## START
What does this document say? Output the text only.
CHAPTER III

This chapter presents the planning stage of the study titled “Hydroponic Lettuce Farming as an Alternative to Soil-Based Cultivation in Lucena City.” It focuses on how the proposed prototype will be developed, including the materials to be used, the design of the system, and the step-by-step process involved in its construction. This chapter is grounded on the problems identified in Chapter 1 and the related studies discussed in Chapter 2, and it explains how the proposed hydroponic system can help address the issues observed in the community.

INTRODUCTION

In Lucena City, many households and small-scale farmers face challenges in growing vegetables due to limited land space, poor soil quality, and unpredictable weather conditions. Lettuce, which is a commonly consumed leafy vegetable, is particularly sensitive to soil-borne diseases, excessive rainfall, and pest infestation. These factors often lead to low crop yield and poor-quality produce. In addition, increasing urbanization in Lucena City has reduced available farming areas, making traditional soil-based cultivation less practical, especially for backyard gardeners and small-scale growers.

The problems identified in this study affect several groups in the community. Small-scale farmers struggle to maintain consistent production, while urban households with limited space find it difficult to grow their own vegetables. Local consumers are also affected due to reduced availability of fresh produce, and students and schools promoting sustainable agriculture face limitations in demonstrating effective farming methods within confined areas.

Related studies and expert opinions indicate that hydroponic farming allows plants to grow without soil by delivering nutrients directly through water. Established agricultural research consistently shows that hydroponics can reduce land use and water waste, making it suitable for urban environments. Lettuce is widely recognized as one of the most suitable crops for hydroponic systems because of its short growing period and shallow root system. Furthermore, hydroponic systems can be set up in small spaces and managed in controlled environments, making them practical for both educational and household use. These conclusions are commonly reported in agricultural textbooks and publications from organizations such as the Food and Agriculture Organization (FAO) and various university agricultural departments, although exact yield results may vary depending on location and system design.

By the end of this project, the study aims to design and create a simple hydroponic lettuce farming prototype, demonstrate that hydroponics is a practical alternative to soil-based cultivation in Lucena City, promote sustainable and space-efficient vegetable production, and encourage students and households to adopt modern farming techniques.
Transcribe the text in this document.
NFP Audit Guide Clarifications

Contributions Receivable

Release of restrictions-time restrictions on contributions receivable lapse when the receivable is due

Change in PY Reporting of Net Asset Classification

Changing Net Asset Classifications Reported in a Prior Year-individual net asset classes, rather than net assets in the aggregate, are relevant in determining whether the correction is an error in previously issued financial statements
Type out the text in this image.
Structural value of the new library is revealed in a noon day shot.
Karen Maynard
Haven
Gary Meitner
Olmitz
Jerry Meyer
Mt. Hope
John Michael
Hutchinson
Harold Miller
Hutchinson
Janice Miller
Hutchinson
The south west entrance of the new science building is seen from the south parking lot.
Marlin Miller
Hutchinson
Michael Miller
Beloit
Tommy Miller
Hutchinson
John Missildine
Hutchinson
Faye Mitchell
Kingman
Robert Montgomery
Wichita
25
## END
:: WHAT TO PRODUCE ::
Output the entries verbatim.

:: FINAL RESULT ::
What does this document say? Output the text only.
CHAPTER III

This chapter presents the planning stage of the study titled “Hydroponic Lettuce Farming as an Alternative to Soil-Based Cultivation in Lucena City.” It focuses on how the proposed prototype will be developed, including the materials to be used, the design of the system, and the step-by-step process involved in its construction. This chapter is grounded on the problems identified in Chapter 1 and the related studies discussed in Chapter 2, and it explains how the proposed hydroponic system can help address the issues observed in the community.

INTRODUCTION

In Lucena City, many households and small-scale farmers face challenges in growing vegetables due to limited land space, poor soil quality, and unpredictable weather conditions. Lettuce, which is a commonly consumed leafy vegetable, is particularly sensitive to soil-borne diseases, excessive rainfall, and pest infestation. These factors often lead to low crop yield and poor-quality produce. In addition, increasing urbanization in Lucena City has reduced available farming areas, making traditional soil-based cultivation less practical, especially for backyard gardeners and small-scale growers.

The problems identified in this study affect several groups in the community. Small-scale farmers struggle to maintain consistent production, while urban households with limited space find it difficult to grow their own vegetables. Local consumers are also affected due to reduced availability of fresh produce, and students and schools promoting sustainable agriculture face limitations in demonstrating effective farming methods within confined areas.

Related studies and expert opinions indicate that hydroponic farming allows plants to grow without soil by delivering nutrients directly through water. Established agricultural research consistently shows that hydroponics can reduce land use and water waste, making it suitable for urban environments. Lettuce is widely recognized as one of the most suitable crops for hydroponic systems because of its short growing period and shallow root system. Furthermore, hydroponic systems can be set up in small spaces and managed in controlled environments, making them practical for both educational and household use. These conclusions are commonly reported in agricultural textbooks and publications from organizations such as the Food and Agriculture Organization (FAO) and various university agricultural departments, although exact yield results may vary depending on location and system design.

By the end of this project, the study aims to design and create a simple hydroponic lettuce farming prototype, demonstrate that hydroponics is a practical alternative to soil-based cultivation in Lucena City, promote sustainable and space-efficient vegetable production, and encourage students and households to adopt modern farming techniques.
Transcribe the text in this document.
NFP Audit Guide Clarifications

Contributions Receivable

Release of restrictions-time restrictions on contributions receivable lapse when the receivable is due

Change in PY Reporting of Net Asset Classification

Changing Net Asset Classifications Reported in a Prior Year-individual net asset classes, rather than net assets in the aggregate, are relevant in determining whether the correction is an error in previously issued financial statements
Type out the text in this image.
Structural value of the new library is revealed in a noon day shot.
Karen Maynard
Haven
Gary Meitner
Olmitz
Jerry Meyer
Mt. Hope
John Michael
Hutchinson
Harold Miller
Hutchinson
Janice Miller
Hutchinson
The south west entrance of the new science building is seen from the south parking lot.
Marlin Miller
Hutchinson
Michael Miller
Beloit
Tommy Miller
Hutchinson
John Missildine
Hutchinson
Faye Mitchell
Kingman
Robert Montgomery
Wichita
25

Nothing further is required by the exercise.